#### Material to process

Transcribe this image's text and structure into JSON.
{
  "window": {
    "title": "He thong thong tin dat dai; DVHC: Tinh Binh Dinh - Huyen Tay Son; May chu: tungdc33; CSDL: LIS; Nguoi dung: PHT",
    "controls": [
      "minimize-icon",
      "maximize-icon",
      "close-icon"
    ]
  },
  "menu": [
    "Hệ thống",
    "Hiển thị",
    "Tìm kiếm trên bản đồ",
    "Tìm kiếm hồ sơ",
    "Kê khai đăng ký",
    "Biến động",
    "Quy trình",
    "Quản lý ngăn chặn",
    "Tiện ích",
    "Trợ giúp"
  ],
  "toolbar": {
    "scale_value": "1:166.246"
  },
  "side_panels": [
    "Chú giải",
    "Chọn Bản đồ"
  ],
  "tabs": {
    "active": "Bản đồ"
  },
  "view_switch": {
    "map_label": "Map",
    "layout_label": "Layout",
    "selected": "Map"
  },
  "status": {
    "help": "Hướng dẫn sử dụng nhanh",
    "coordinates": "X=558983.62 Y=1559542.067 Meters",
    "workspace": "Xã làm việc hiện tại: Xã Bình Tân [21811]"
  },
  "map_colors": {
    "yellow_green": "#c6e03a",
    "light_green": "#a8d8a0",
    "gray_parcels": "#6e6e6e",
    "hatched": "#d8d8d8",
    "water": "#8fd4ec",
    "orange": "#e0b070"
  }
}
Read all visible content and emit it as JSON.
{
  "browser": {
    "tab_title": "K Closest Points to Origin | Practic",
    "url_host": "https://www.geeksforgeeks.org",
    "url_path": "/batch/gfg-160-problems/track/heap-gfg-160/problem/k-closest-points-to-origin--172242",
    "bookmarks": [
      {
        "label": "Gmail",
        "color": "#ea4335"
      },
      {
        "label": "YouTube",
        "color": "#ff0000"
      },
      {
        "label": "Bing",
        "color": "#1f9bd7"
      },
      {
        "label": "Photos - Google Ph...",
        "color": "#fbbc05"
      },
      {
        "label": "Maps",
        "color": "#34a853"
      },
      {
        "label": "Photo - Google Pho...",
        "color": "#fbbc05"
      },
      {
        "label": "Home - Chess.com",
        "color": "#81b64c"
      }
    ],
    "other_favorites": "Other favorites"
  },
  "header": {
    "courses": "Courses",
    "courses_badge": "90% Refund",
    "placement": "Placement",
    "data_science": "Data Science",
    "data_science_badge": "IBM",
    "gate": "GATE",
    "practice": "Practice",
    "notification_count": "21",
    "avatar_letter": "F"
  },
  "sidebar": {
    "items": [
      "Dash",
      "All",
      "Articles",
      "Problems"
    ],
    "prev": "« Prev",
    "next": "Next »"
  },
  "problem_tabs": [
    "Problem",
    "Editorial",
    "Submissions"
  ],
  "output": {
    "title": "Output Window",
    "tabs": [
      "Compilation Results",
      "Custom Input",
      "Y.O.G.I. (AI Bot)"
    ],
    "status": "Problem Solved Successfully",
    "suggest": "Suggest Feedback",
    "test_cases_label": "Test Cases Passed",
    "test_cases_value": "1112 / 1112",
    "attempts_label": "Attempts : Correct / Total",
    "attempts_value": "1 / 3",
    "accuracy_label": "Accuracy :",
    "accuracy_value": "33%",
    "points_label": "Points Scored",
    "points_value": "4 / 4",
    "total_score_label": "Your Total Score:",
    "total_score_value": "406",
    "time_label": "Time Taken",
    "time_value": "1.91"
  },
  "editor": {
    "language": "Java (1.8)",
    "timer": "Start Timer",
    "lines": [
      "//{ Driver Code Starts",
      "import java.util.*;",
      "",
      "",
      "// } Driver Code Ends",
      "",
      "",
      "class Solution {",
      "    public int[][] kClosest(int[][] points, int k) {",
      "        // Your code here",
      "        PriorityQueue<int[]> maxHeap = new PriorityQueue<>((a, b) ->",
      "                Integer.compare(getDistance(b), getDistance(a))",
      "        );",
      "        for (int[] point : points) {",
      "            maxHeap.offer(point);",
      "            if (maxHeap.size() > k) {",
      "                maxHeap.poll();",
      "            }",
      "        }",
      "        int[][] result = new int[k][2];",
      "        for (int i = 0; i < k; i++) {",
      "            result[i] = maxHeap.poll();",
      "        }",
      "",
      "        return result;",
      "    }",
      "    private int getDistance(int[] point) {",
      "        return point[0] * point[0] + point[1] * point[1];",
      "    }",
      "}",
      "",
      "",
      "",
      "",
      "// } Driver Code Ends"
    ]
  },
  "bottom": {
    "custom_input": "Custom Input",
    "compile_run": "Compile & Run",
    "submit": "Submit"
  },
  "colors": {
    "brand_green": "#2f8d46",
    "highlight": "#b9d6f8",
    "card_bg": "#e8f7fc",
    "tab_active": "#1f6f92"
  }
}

########

- **Task to carry out**
Reproduce the material above without altering a single character.

- **Solution for this task**
Transcribe this image's text and structure into JSON.
{
  "window": {
    "title": "He thong thong tin dat dai; DVHC: Tinh Binh Dinh - Huyen Tay Son; May chu: tungdc33; CSDL: LIS; Nguoi dung: PHT",
    "controls": [
      "minimize-icon",
      "maximize-icon",
      "close-icon"
    ]
  },
  "menu": [
    "Hệ thống",
    "Hiển thị",
    "Tìm kiếm trên bản đồ",
    "Tìm kiếm hồ sơ",
    "Kê khai đăng ký",
    "Biến động",
    "Quy trình",
    "Quản lý ngăn chặn",
    "Tiện ích",
    "Trợ giúp"
  ],
  "toolbar": {
    "scale_value": "1:166.246"
  },
  "side_panels": [
    "Chú giải",
    "Chọn Bản đồ"
  ],
  "tabs": {
    "active": "Bản đồ"
  },
  "view_switch": {
    "map_label": "Map",
    "layout_label": "Layout",
    "selected": "Map"
  },
  "status": {
    "help": "Hướng dẫn sử dụng nhanh",
    "coordinates": "X=558983.62 Y=1559542.067 Meters",
    "workspace": "Xã làm việc hiện tại: Xã Bình Tân [21811]"
  },
  "map_colors": {
    "yellow_green": "#c6e03a",
    "light_green": "#a8d8a0",
    "gray_parcels": "#6e6e6e",
    "hatched": "#d8d8d8",
    "water": "#8fd4ec",
    "orange": "#e0b070"
  }
}
Read all visible content and emit it as JSON.
{
  "browser": {
    "tab_title": "K Closest Points to Origin | Practic",
    "url_host": "https://www.geeksforgeeks.org",
    "url_path": "/batch/gfg-160-problems/track/heap-gfg-160/problem/k-closest-points-to-origin--172242",
    "bookmarks": [
      {
        "label": "Gmail",
        "color": "#ea4335"
      },
      {
        "label": "YouTube",
        "color": "#ff0000"
      },
      {
        "label": "Bing",
        "color": "#1f9bd7"
      },
      {
        "label": "Photos - Google Ph...",
        "color": "#fbbc05"
      },
      {
        "label": "Maps",
        "color": "#34a853"
      },
      {
        "label": "Photo - Google Pho...",
        "color": "#fbbc05"
      },
      {
        "label": "Home - Chess.com",
        "color": "#81b64c"
      }
    ],
    "other_favorites": "Other favorites"
  },
  "header": {
    "courses": "Courses",
    "courses_badge": "90% Refund",
    "placement": "Placement",
    "data_science": "Data Science",
    "data_science_badge": "IBM",
    "gate": "GATE",
    "practice": "Practice",
    "notification_count": "21",
    "avatar_letter": "F"
  },
  "sidebar": {
    "items": [
      "Dash",
      "All",
      "Articles",
      "Problems"
    ],
    "prev": "« Prev",
    "next": "Next »"
  },
  "problem_tabs": [
    "Problem",
    "Editorial",
    "Submissions"
  ],
  "output": {
    "title": "Output Window",
    "tabs": [
      "Compilation Results",
      "Custom Input",
      "Y.O.G.I. (AI Bot)"
    ],
    "status": "Problem Solved Successfully",
    "suggest": "Suggest Feedback",
    "test_cases_label": "Test Cases Passed",
    "test_cases_value": "1112 / 1112",
    "attempts_label": "Attempts : Correct / Total",
    "attempts_value": "1 / 3",
    "accuracy_label": "Accuracy :",
    "accuracy_value": "33%",
    "points_label": "Points Scored",
    "points_value": "4 / 4",
    "total_score_label": "Your Total Score:",
    "total_score_value": "406",
    "time_label": "Time Taken",
    "time_value": "1.91"
  },
  "editor": {
    "language": "Java (1.8)",
    "timer": "Start Timer",
    "lines": [
      "//{ Driver Code Starts",
      "import java.util.*;",
      "",
      "",
      "// } Driver Code Ends",
      "",
      "",
      "class Solution {",
      "    public int[][] kClosest(int[][] points, int k) {",
      "        // Your code here",
      "        PriorityQueue<int[]> maxHeap = new PriorityQueue<>((a, b) ->",
      "                Integer.compare(getDistance(b), getDistance(a))",
      "        );",
      "        for (int[] point : points) {",
      "            maxHeap.offer(point);",
      "            if (maxHeap.size() > k) {",
      "                maxHeap.poll();",
      "            }",
      "        }",
      "        int[][] result = new int[k][2];",
      "        for (int i = 0; i < k; i++) {",
      "            result[i] = maxHeap.poll();",
      "        }",
      "",
      "        return result;",
      "    }",
      "    private int getDistance(int[] point) {",
      "        return point[0] * point[0] + point[1] * point[1];",
      "    }",
      "}",
      "",
      "",
      "",
      "",
      "// } Driver Code Ends"
    ]
  },
  "bottom": {
    "custom_input": "Custom Input",
    "compile_run": "Compile & Run",
    "submit": "Submit"
  },
  "colors": {
    "brand_green": "#2f8d46",
    "highlight": "#b9d6f8",
    "card_bg": "#e8f7fc",
    "tab_active": "#1f6f92"
  }
}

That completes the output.